Dataset entries:
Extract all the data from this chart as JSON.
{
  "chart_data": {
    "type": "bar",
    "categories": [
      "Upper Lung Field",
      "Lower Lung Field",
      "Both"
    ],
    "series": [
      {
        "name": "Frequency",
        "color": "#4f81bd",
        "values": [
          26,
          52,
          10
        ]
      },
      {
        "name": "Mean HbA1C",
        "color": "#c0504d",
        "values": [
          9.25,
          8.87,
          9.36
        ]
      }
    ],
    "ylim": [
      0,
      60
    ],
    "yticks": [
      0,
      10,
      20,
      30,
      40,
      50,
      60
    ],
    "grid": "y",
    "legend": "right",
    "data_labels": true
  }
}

(Stated exercise):
Print the listing above in its entirety, with every line exact.

(Problem solution):
Extract all the data from this chart as JSON.
{
  "chart_data": {
    "type": "bar",
    "categories": [
      "Upper Lung Field",
      "Lower Lung Field",
      "Both"
    ],
    "series": [
      {
        "name": "Frequency",
        "color": "#4f81bd",
        "values": [
          26,
          52,
          10
        ]
      },
      {
        "name": "Mean HbA1C",
        "color": "#c0504d",
        "values": [
          9.25,
          8.87,
          9.36
        ]
      }
    ],
    "ylim": [
      0,
      60
    ],
    "yticks": [
      0,
      10,
      20,
      30,
      40,
      50,
      60
    ],
    "grid": "y",
    "legend": "right",
    "data_labels": true
  }
}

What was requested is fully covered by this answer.